- **Exercise**
Print all entries precisely as they are written.

(Extracted data entries)
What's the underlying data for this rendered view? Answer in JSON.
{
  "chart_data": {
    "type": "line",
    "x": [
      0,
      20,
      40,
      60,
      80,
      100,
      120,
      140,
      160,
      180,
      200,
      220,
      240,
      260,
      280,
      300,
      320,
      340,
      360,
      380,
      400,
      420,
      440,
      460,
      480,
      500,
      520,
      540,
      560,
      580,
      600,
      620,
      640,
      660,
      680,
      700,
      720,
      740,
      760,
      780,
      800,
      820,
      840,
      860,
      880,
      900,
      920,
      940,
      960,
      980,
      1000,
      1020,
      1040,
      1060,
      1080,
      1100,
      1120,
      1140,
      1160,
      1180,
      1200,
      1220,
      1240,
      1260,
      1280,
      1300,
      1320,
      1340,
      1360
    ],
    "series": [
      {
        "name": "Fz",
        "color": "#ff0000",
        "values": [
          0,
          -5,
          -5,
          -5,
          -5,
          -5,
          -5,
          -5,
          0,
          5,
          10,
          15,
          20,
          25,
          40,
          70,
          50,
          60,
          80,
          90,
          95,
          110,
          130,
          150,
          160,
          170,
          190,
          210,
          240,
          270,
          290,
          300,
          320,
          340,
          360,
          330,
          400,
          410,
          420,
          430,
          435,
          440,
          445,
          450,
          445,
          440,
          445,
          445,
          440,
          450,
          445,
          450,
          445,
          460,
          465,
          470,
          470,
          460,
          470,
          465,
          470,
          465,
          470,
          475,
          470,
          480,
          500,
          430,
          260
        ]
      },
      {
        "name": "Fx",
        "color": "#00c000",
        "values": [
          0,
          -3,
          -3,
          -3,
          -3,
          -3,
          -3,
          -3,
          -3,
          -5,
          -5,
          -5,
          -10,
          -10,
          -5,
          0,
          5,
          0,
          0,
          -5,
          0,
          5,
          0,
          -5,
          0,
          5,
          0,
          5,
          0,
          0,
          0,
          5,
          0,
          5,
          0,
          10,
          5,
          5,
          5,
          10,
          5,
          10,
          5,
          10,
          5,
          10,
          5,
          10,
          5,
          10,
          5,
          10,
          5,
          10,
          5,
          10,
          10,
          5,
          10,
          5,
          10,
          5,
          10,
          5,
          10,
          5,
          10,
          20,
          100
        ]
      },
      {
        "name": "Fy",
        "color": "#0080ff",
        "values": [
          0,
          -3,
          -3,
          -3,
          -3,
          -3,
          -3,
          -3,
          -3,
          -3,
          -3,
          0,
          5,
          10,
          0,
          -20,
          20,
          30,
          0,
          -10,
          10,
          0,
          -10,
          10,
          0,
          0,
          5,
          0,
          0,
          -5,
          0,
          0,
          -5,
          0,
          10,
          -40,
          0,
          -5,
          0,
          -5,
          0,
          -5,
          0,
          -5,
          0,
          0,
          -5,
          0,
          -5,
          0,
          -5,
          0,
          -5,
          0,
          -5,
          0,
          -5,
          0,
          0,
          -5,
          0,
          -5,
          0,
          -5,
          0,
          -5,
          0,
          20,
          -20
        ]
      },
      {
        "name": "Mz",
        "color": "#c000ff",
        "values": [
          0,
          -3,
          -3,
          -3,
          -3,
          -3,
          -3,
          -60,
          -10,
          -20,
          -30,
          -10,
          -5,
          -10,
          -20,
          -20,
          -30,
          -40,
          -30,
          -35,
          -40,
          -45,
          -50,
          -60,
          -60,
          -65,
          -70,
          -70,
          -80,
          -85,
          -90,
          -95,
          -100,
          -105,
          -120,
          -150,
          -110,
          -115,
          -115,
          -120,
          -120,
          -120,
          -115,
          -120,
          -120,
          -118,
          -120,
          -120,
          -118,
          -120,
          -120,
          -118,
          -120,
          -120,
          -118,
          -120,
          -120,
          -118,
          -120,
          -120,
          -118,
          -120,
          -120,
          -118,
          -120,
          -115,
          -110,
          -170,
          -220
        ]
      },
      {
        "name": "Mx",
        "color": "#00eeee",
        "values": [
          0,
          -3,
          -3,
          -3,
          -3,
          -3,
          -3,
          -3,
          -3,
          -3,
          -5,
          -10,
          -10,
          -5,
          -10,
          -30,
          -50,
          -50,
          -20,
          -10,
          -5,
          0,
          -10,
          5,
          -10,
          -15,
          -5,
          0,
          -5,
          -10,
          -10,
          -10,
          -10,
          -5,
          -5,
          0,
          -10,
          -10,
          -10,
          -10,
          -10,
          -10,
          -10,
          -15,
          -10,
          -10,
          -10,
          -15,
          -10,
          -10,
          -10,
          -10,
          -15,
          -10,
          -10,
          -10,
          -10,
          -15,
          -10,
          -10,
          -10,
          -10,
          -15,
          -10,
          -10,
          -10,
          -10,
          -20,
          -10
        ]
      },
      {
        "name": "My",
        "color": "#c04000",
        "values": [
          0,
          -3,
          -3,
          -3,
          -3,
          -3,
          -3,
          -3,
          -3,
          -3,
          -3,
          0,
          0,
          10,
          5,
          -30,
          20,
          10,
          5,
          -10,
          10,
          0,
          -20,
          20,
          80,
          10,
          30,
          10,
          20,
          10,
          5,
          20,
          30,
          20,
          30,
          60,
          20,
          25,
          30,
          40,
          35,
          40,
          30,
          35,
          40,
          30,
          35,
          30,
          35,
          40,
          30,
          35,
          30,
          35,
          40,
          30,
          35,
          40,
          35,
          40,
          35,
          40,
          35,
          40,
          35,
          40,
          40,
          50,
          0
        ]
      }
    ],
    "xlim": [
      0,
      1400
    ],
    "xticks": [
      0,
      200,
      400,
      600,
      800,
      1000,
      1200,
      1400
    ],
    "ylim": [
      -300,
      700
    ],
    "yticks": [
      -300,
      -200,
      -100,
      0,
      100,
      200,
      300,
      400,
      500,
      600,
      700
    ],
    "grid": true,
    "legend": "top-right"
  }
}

- **Task response**
What's the underlying data for this rendered view? Answer in JSON.
{
  "chart_data": {
    "type": "line",
    "x": [
      0,
      20,
      40,
      60,
      80,
      100,
      120,
      140,
      160,
      180,
      200,
      220,
      240,
      260,
      280,
      300,
      320,
      340,
      360,
      380,
      400,
      420,
      440,
      460,
      480,
      500,
      520,
      540,
      560,
      580,
      600,
      620,
      640,
      660,
      680,
      700,
      720,
      740,
      760,
      780,
      800,
      820,
      840,
      860,
      880,
      900,
      920,
      940,
      960,
      980,
      1000,
      1020,
      1040,
      1060,
      1080,
      1100,
      1120,
      1140,
      1160,
      1180,
      1200,
      1220,
      1240,
      1260,
      1280,
      1300,
      1320,
      1340,
      1360
    ],
    "series": [
      {
        "name": "Fz",
        "color": "#ff0000",
        "values": [
          0,
          -5,
          -5,
          -5,
          -5,
          -5,
          -5,
          -5,
          0,
          5,
          10,
          15,
          20,
          25,
          40,
          70,
          50,
          60,
          80,
          90,
          95,
          110,
          130,
          150,
          160,
          170,
          190,
          210,
          240,
          270,
          290,
          300,
          320,
          340,
          360,
          330,
          400,
          410,
          420,
          430,
          435,
          440,
          445,
          450,
          445,
          440,
          445,
          445,
          440,
          450,
          445,
          450,
          445,
          460,
          465,
          470,
          470,
          460,
          470,
          465,
          470,
          465,
          470,
          475,
          470,
          480,
          500,
          430,
          260
        ]
      },
      {
        "name": "Fx",
        "color": "#00c000",
        "values": [
          0,
          -3,
          -3,
          -3,
          -3,
          -3,
          -3,
          -3,
          -3,
          -5,
          -5,
          -5,
          -10,
          -10,
          -5,
          0,
          5,
          0,
          0,
          -5,
          0,
          5,
          0,
          -5,
          0,
          5,
          0,
          5,
          0,
          0,
          0,
          5,
          0,
          5,
          0,
          10,
          5,
          5,
          5,
          10,
          5,
          10,
          5,
          10,
          5,
          10,
          5,
          10,
          5,
          10,
          5,
          10,
          5,
          10,
          5,
          10,
          10,
          5,
          10,
          5,
          10,
          5,
          10,
          5,
          10,
          5,
          10,
          20,
          100
        ]
      },
      {
        "name": "Fy",
        "color": "#0080ff",
        "values": [
          0,
          -3,
          -3,
          -3,
          -3,
          -3,
          -3,
          -3,
          -3,
          -3,
          -3,
          0,
          5,
          10,
          0,
          -20,
          20,
          30,
          0,
          -10,
          10,
          0,
          -10,
          10,
          0,
          0,
          5,
          0,
          0,
          -5,
          0,
          0,
          -5,
          0,
          10,
          -40,
          0,
          -5,
          0,
          -5,
          0,
          -5,
          0,
          -5,
          0,
          0,
          -5,
          0,
          -5,
          0,
          -5,
          0,
          -5,
          0,
          -5,
          0,
          -5,
          0,
          0,
          -5,
          0,
          -5,
          0,
          -5,
          0,
          -5,
          0,
          20,
          -20
        ]
      },
      {
        "name": "Mz",
        "color": "#c000ff",
        "values": [
          0,
          -3,
          -3,
          -3,
          -3,
          -3,
          -3,
          -60,
          -10,
          -20,
          -30,
          -10,
          -5,
          -10,
          -20,
          -20,
          -30,
          -40,
          -30,
          -35,
          -40,
          -45,
          -50,
          -60,
          -60,
          -65,
          -70,
          -70,
          -80,
          -85,
          -90,
          -95,
          -100,
          -105,
          -120,
          -150,
          -110,
          -115,
          -115,
          -120,
          -120,
          -120,
          -115,
          -120,
          -120,
          -118,
          -120,
          -120,
          -118,
          -120,
          -120,
          -118,
          -120,
          -120,
          -118,
          -120,
          -120,
          -118,
          -120,
          -120,
          -118,
          -120,
          -120,
          -118,
          -120,
          -115,
          -110,
          -170,
          -220
        ]
      },
      {
        "name": "Mx",
        "color": "#00eeee",
        "values": [
          0,
          -3,
          -3,
          -3,
          -3,
          -3,
          -3,
          -3,
          -3,
          -3,
          -5,
          -10,
          -10,
          -5,
          -10,
          -30,
          -50,
          -50,
          -20,
          -10,
          -5,
          0,
          -10,
          5,
          -10,
          -15,
          -5,
          0,
          -5,
          -10,
          -10,
          -10,
          -10,
          -5,
          -5,
          0,
          -10,
          -10,
          -10,
          -10,
          -10,
          -10,
          -10,
          -15,
          -10,
          -10,
          -10,
          -15,
          -10,
          -10,
          -10,
          -10,
          -15,
          -10,
          -10,
          -10,
          -10,
          -15,
          -10,
          -10,
          -10,
          -10,
          -15,
          -10,
          -10,
          -10,
          -10,
          -20,
          -10
        ]
      },
      {
        "name": "My",
        "color": "#c04000",
        "values": [
          0,
          -3,
          -3,
          -3,
          -3,
          -3,
          -3,
          -3,
          -3,
          -3,
          -3,
          0,
          0,
          10,
          5,
          -30,
          20,
          10,
          5,
          -10,
          10,
          0,
          -20,
          20,
          80,
          10,
          30,
          10,
          20,
          10,
          5,
          20,
          30,
          20,
          30,
          60,
          20,
          25,
          30,
          40,
          35,
          40,
          30,
          35,
          40,
          30,
          35,
          30,
          35,
          40,
          30,
          35,
          30,
          35,
          40,
          30,
          35,
          40,
          35,
          40,
          35,
          40,
          35,
          40,
          35,
          40,
          40,
          50,
          0
        ]
      }
    ],
    "xlim": [
      0,
      1400
    ],
    "xticks": [
      0,
      200,
      400,
      600,
      800,
      1000,
      1200,
      1400
    ],
    "ylim": [
      -300,
      700
    ],
    "yticks": [
      -300,
      -200,
      -100,
      0,
      100,
      200,
      300,
      400,
      500,
      600,
      700
    ],
    "grid": true,
    "legend": "top-right"
  }
}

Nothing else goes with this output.